Objective — Type every record exactly as it appears.

Supplied data —
** Begin **

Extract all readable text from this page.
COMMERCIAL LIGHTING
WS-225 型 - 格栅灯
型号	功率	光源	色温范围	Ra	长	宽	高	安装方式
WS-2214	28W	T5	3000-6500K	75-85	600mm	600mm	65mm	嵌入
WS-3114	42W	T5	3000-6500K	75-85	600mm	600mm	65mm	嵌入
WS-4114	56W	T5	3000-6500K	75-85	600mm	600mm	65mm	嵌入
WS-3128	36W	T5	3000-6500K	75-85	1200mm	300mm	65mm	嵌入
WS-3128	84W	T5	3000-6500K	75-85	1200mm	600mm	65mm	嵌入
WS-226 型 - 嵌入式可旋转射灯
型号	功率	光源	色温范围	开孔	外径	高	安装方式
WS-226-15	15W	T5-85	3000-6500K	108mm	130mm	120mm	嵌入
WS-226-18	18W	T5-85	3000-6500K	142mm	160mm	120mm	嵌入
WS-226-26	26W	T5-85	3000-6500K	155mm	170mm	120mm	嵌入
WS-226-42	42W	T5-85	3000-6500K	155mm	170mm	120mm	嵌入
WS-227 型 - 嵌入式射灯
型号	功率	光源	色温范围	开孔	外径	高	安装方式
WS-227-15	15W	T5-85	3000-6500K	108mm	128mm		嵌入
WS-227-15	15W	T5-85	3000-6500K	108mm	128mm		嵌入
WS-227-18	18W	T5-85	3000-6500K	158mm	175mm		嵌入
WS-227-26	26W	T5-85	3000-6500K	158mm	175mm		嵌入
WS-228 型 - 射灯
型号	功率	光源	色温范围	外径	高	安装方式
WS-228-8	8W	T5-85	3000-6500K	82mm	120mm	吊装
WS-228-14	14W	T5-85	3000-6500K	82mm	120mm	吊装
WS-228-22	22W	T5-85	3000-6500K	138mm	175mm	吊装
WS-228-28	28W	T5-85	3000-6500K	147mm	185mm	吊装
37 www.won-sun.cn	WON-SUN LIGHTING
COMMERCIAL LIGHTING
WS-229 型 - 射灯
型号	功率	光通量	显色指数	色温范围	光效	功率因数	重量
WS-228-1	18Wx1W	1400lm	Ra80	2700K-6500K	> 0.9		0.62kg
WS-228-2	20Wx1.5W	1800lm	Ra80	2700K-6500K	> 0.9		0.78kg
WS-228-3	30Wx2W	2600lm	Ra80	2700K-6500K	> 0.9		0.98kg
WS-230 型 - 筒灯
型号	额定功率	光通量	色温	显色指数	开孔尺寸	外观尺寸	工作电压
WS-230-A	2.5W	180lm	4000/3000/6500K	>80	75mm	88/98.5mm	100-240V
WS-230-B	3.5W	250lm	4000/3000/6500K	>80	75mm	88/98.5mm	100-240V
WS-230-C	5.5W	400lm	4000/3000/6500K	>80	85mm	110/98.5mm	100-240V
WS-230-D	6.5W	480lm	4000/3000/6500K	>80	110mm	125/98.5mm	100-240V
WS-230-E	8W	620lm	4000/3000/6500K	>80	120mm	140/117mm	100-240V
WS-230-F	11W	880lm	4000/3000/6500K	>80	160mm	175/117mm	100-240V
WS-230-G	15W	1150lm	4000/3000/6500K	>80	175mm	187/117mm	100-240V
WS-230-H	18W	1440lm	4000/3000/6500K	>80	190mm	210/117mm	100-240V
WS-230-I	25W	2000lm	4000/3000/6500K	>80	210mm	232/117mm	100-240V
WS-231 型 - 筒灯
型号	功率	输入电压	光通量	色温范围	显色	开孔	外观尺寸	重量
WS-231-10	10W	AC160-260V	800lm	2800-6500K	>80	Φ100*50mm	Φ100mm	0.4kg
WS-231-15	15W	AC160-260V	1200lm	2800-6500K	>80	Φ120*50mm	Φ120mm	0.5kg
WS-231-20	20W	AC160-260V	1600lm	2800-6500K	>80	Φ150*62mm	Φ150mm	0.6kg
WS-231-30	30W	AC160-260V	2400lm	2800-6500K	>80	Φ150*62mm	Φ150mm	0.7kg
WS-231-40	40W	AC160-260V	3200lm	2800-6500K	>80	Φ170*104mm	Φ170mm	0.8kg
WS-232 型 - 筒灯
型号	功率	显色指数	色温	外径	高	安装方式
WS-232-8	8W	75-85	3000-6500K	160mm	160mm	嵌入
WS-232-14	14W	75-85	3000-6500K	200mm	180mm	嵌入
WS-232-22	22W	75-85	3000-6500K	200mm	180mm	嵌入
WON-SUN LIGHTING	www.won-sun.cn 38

** End **

Output below —
Extract all readable text from this page.
COMMERCIAL LIGHTING
WS-225 型 - 格栅灯
型号	功率	光源	色温范围	Ra	长	宽	高	安装方式
WS-2214	28W	T5	3000-6500K	75-85	600mm	600mm	65mm	嵌入
WS-3114	42W	T5	3000-6500K	75-85	600mm	600mm	65mm	嵌入
WS-4114	56W	T5	3000-6500K	75-85	600mm	600mm	65mm	嵌入
WS-3128	36W	T5	3000-6500K	75-85	1200mm	300mm	65mm	嵌入
WS-3128	84W	T5	3000-6500K	75-85	1200mm	600mm	65mm	嵌入
WS-226 型 - 嵌入式可旋转射灯
型号	功率	光源	色温范围	开孔	外径	高	安装方式
WS-226-15	15W	T5-85	3000-6500K	108mm	130mm	120mm	嵌入
WS-226-18	18W	T5-85	3000-6500K	142mm	160mm	120mm	嵌入
WS-226-26	26W	T5-85	3000-6500K	155mm	170mm	120mm	嵌入
WS-226-42	42W	T5-85	3000-6500K	155mm	170mm	120mm	嵌入
WS-227 型 - 嵌入式射灯
型号	功率	光源	色温范围	开孔	外径	高	安装方式
WS-227-15	15W	T5-85	3000-6500K	108mm	128mm		嵌入
WS-227-15	15W	T5-85	3000-6500K	108mm	128mm		嵌入
WS-227-18	18W	T5-85	3000-6500K	158mm	175mm		嵌入
WS-227-26	26W	T5-85	3000-6500K	158mm	175mm		嵌入
WS-228 型 - 射灯
型号	功率	光源	色温范围	外径	高	安装方式
WS-228-8	8W	T5-85	3000-6500K	82mm	120mm	吊装
WS-228-14	14W	T5-85	3000-6500K	82mm	120mm	吊装
WS-228-22	22W	T5-85	3000-6500K	138mm	175mm	吊装
WS-228-28	28W	T5-85	3000-6500K	147mm	185mm	吊装
37 www.won-sun.cn	WON-SUN LIGHTING
COMMERCIAL LIGHTING
WS-229 型 - 射灯
型号	功率	光通量	显色指数	色温范围	光效	功率因数	重量
WS-228-1	18Wx1W	1400lm	Ra80	2700K-6500K	> 0.9		0.62kg
WS-228-2	20Wx1.5W	1800lm	Ra80	2700K-6500K	> 0.9		0.78kg
WS-228-3	30Wx2W	2600lm	Ra80	2700K-6500K	> 0.9		0.98kg
WS-230 型 - 筒灯
型号	额定功率	光通量	色温	显色指数	开孔尺寸	外观尺寸	工作电压
WS-230-A	2.5W	180lm	4000/3000/6500K	>80	75mm	88/98.5mm	100-240V
WS-230-B	3.5W	250lm	4000/3000/6500K	>80	75mm	88/98.5mm	100-240V
WS-230-C	5.5W	400lm	4000/3000/6500K	>80	85mm	110/98.5mm	100-240V
WS-230-D	6.5W	480lm	4000/3000/6500K	>80	110mm	125/98.5mm	100-240V
WS-230-E	8W	620lm	4000/3000/6500K	>80	120mm	140/117mm	100-240V
WS-230-F	11W	880lm	4000/3000/6500K	>80	160mm	175/117mm	100-240V
WS-230-G	15W	1150lm	4000/3000/6500K	>80	175mm	187/117mm	100-240V
WS-230-H	18W	1440lm	4000/3000/6500K	>80	190mm	210/117mm	100-240V
WS-230-I	25W	2000lm	4000/3000/6500K	>80	210mm	232/117mm	100-240V
WS-231 型 - 筒灯
型号	功率	输入电压	光通量	色温范围	显色	开孔	外观尺寸	重量
WS-231-10	10W	AC160-260V	800lm	2800-6500K	>80	Φ100*50mm	Φ100mm	0.4kg
WS-231-15	15W	AC160-260V	1200lm	2800-6500K	>80	Φ120*50mm	Φ120mm	0.5kg
WS-231-20	20W	AC160-260V	1600lm	2800-6500K	>80	Φ150*62mm	Φ150mm	0.6kg
WS-231-30	30W	AC160-260V	2400lm	2800-6500K	>80	Φ150*62mm	Φ150mm	0.7kg
WS-231-40	40W	AC160-260V	3200lm	2800-6500K	>80	Φ170*104mm	Φ170mm	0.8kg
WS-232 型 - 筒灯
型号	功率	显色指数	色温	外径	高	安装方式
WS-232-8	8W	75-85	3000-6500K	160mm	160mm	嵌入
WS-232-14	14W	75-85	3000-6500K	200mm	180mm	嵌入
WS-232-22	22W	75-85	3000-6500K	200mm	180mm	嵌入
WON-SUN LIGHTING	www.won-sun.cn 38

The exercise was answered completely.